◆ 作業項目 ◆
抽出テキストによると、当時SM雑誌は新品で一冊いくらだったか。

◆ 抽出テキスト ◆
....................
憧れのローズ様
大学生になった私は、アルバイトで稼いだお金で、古本屋でSM雑誌を買い集めるようになりました。当時、SM雑誌は新品で一冊2000円したので、学生の身には非常に高価な買い物だったのです。
また、大学から自宅までの沿線の駅にSM雑誌の品揃えが良く、ビニール包装されずに立ち読み出来る本屋を見つけました。自分には縁のない町だったので、間違って知人と出くわすリスクもなかったので最適だったのです。通学の定期を使って、私はその書店に通い詰めました。
ただ、その町には女子高があり、ネットもまだ普及していなかった時代には本屋は高校生たちの格好の暇つぶしスポットでした。しかも、その本屋のエロコーナーの前には当時女子高生たちの間でブームだった最新のプリクラ機が置かれており、私は、女子高生たちの白い目に耐えながら、「ミストレス」や「家畜人」といった雑誌を貪るように読みふけりました。他にもいくつか女王様メインのSM雑誌はあったのですが、その二誌は特に長身で体躯の良い女王様をグラビアに採用していて、体験談や小説、連載の漫画も大きな
女性を崇拝するような内容が多く特にお気に入りだったのです。
当時の私の憧れのミストレスは、北川プロのビデオによく出演していたローズ様でした。
米国人とのハーフかクオーターであったローズ様は身長180cm,太腿周り59cm。確かに太ってはいらっしゃるものの、どっしりした骨格と、脂肪の下には筋肉がパンパンに張っていることが明らかにわかる見事なプロポーションをされていました。
当時では生粋のアジア人女性では見たことがない、男子ですらそれなりにスポーツに打ち込んでいる人でしか見たことがないような見事な体格をされていました。
この世にはC様より神々しい女神様がいらっしゃるのだ。こんな素敵な方にお仕えして、潰され、ぶちのめされたい。
そう思うと、この快楽に身を委ねることが出来るのなら、異常でも変態でも構わないとそれまで思い悩んでいた自身の性癖にようやく向きあえるようになったのです。
それだけでなく、自分がずっとコンプレックスに思っていた小さく非力な体も、女神様巨女様をより大きく、美しく感じられる特権のように思え(実際そうなのです)、こんな情けない虫けらとして生まれることが出来てよかったと思うようにすらなったのです。
よし、大学を卒業して給料が出たら東京に行こう。ローズ様にお会いしたい。そう思うとあんなに苦痛だった就職活動にも前向きになれました。
....................
◆ データレコード ◆
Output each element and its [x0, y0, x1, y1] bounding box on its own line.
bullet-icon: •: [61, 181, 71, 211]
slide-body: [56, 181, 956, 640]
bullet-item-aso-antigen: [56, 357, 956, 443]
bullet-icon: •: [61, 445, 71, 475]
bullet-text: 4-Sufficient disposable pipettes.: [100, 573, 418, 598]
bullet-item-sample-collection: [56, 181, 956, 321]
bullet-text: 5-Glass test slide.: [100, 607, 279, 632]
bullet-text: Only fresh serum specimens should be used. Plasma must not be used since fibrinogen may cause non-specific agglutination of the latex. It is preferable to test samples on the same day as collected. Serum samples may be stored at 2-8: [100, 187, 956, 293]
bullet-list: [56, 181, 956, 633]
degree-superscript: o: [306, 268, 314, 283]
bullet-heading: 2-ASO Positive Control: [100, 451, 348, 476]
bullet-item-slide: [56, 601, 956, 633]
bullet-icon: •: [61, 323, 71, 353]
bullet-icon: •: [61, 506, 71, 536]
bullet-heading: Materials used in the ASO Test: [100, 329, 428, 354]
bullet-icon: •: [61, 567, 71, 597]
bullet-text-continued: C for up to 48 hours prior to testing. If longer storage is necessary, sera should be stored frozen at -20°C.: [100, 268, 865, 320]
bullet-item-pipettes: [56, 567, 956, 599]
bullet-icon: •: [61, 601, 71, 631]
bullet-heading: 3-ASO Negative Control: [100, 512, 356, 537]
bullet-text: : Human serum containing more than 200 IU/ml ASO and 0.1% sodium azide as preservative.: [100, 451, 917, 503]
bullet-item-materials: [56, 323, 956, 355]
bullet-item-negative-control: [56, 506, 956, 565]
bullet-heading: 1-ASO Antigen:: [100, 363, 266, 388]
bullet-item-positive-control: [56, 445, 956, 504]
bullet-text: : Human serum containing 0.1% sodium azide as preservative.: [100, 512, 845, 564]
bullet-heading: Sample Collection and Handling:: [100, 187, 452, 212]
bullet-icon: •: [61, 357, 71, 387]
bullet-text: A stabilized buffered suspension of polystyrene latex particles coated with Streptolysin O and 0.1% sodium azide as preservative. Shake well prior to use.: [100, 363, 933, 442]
....................
◆ 演習の解答 ◆
一冊2000円だった。